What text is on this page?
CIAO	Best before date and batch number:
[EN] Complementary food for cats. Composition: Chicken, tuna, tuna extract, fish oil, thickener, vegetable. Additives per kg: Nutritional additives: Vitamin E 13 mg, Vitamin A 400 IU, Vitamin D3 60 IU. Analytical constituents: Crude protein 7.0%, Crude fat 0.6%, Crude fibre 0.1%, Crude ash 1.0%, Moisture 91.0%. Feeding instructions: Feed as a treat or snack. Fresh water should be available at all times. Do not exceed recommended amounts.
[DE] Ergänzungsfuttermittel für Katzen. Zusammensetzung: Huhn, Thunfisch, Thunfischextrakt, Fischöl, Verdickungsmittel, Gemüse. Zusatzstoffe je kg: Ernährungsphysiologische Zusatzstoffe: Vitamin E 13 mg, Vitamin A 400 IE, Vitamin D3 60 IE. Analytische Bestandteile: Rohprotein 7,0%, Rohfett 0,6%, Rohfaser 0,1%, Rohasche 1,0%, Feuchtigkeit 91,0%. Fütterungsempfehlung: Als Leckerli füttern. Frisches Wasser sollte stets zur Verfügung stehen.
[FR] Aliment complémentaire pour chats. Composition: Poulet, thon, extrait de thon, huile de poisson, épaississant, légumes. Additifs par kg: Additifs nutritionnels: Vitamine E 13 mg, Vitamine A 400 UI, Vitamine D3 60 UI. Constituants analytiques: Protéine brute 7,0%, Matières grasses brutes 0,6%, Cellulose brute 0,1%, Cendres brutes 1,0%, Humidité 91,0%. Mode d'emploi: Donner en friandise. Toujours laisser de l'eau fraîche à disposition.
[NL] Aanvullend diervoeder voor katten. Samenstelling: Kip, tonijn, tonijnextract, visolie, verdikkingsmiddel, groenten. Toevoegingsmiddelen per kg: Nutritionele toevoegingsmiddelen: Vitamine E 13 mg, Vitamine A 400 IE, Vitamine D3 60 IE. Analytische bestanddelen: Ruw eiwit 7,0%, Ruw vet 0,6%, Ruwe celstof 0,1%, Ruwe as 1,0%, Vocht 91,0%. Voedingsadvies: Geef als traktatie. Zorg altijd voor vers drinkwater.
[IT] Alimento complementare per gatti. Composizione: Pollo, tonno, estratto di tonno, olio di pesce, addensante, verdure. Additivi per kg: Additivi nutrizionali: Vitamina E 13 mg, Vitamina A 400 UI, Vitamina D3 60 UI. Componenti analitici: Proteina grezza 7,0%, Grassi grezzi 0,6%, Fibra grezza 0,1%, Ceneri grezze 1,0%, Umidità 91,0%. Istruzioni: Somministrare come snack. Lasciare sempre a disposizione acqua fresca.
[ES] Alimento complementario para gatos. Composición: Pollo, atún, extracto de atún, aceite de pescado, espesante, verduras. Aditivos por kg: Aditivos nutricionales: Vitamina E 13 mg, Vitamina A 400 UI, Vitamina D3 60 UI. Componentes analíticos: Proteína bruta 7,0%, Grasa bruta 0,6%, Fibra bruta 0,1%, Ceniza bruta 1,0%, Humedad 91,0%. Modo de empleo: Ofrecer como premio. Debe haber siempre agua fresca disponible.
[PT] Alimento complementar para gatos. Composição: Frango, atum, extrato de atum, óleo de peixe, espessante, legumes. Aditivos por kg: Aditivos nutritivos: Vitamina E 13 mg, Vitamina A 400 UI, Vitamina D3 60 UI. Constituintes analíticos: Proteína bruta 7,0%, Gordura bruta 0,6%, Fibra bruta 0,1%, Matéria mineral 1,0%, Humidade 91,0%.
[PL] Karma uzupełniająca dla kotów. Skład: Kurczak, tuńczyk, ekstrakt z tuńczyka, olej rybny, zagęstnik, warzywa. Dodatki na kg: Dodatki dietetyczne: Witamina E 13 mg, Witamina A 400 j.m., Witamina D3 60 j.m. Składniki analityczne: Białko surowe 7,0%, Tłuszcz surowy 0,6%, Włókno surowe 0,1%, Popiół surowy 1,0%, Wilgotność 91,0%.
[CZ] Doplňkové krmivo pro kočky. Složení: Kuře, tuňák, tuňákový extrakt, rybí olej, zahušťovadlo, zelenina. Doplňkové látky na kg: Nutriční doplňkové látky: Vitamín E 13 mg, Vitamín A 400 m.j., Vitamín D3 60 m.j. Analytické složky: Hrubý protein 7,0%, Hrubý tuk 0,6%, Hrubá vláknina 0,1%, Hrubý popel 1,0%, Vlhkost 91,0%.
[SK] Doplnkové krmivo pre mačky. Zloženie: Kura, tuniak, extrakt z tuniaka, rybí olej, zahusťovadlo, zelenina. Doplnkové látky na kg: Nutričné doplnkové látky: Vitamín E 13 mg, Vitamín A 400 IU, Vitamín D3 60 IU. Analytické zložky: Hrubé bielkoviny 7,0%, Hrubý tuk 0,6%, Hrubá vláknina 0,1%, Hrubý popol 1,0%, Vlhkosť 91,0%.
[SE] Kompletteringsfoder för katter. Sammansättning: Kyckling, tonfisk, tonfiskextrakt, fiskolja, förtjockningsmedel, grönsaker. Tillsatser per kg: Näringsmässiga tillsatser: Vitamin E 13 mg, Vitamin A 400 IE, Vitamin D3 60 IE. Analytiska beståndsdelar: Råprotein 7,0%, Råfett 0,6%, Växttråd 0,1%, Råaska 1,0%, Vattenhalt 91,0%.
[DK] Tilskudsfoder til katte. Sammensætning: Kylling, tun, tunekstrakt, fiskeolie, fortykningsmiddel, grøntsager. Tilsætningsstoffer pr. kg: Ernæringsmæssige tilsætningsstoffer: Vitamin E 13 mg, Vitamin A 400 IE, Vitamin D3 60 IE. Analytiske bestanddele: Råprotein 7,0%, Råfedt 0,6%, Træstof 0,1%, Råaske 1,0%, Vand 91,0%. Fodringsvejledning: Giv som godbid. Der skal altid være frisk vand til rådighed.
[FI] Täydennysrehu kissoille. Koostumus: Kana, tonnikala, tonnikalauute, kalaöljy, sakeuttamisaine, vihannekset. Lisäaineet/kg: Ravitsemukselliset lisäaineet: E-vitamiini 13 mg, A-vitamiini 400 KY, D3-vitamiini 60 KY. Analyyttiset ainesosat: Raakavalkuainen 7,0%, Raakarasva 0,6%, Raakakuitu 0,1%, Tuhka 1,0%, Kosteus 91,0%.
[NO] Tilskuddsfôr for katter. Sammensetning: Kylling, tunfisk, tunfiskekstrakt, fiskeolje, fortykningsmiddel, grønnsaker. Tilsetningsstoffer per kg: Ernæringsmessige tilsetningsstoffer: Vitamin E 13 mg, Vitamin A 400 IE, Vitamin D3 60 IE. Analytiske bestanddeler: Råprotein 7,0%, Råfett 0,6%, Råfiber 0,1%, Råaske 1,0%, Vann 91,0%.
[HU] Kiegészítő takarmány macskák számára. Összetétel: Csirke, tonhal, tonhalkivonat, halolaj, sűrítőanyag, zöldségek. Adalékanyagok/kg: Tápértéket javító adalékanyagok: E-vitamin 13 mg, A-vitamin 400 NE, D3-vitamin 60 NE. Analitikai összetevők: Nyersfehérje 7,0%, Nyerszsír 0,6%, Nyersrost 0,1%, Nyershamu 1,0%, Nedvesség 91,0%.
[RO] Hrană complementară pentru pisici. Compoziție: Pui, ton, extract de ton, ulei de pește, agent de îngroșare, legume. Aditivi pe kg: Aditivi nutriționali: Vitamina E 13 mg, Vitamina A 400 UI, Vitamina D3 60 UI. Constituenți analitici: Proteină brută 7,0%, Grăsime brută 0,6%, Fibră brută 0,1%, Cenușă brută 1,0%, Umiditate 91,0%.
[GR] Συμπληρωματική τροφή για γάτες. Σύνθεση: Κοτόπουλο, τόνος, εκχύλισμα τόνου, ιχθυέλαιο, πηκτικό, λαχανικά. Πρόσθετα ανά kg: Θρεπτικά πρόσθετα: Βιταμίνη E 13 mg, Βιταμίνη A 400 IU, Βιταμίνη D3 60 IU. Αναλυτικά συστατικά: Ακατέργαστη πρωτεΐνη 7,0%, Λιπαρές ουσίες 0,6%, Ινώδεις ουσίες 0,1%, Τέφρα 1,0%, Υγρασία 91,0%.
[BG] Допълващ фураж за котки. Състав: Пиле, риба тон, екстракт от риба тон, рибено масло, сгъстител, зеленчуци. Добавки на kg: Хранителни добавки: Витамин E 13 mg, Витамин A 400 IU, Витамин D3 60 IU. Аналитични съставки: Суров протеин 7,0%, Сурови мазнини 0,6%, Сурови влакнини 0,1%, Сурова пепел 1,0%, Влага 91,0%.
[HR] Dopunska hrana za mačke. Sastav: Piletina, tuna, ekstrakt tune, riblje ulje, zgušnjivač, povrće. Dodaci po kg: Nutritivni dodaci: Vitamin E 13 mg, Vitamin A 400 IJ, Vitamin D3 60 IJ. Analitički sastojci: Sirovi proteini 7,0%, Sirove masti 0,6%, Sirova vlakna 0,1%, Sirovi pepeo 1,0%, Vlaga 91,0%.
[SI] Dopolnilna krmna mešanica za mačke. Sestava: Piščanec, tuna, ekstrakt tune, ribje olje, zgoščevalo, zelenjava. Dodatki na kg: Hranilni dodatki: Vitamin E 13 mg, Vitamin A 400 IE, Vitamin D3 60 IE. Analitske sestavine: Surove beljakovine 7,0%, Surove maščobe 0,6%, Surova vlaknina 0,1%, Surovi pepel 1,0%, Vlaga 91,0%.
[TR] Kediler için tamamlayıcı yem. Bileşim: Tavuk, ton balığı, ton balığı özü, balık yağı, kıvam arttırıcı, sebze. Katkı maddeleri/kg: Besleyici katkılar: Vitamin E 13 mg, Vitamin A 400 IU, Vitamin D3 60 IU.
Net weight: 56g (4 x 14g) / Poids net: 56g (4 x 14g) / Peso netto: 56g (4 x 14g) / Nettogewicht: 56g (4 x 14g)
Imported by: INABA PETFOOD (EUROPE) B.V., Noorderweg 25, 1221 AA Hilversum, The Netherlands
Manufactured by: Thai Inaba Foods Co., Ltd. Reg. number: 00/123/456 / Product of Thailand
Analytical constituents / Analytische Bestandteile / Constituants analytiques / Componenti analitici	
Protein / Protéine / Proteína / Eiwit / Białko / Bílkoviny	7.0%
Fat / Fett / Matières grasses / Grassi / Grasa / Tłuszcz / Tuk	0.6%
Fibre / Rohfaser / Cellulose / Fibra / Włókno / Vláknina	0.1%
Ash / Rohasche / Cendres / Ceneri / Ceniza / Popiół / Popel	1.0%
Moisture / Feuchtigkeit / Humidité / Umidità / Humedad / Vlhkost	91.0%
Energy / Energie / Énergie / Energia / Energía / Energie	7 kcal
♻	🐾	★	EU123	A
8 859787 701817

————————

[What is expected]: Go through the material above line by line and state how many lines contain "Białko". Give only the number.

[Final answer]: 2